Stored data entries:
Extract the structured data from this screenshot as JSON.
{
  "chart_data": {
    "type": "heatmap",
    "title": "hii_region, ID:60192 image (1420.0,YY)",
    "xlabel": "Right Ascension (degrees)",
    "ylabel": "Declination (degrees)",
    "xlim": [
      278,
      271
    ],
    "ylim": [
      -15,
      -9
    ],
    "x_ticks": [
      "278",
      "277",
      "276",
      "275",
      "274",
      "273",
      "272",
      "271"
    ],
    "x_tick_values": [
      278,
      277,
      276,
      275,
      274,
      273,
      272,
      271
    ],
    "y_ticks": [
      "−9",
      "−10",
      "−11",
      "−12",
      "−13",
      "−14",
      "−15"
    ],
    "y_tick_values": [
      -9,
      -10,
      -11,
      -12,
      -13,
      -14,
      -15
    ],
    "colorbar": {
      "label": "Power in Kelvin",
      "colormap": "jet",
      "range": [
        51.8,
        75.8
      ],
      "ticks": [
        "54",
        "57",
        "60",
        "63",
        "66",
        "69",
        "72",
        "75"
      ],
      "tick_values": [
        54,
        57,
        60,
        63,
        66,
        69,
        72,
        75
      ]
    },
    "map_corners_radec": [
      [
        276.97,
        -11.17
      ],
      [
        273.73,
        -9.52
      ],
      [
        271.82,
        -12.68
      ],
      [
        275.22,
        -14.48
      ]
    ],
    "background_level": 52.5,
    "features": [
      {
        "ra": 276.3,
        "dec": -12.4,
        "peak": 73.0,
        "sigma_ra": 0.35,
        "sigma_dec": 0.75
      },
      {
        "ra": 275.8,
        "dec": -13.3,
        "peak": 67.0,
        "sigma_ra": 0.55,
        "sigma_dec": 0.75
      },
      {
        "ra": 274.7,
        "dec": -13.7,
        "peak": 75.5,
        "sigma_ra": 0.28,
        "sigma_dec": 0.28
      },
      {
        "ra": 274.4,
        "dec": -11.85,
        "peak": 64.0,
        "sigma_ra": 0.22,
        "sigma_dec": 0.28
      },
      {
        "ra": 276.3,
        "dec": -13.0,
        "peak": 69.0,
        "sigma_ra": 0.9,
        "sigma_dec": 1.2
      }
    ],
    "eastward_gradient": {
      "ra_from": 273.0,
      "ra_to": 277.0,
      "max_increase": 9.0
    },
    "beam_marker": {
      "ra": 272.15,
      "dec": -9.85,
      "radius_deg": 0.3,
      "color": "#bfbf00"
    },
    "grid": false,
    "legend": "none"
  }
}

▶ **Brief**
Lines that hold "peak" are the ones to copy; find all of them.

▶ **Reply**
        "peak": 73.0,
        "peak": 67.0,
        "peak": 75.5,
        "peak": 64.0,
        "peak": 69.0,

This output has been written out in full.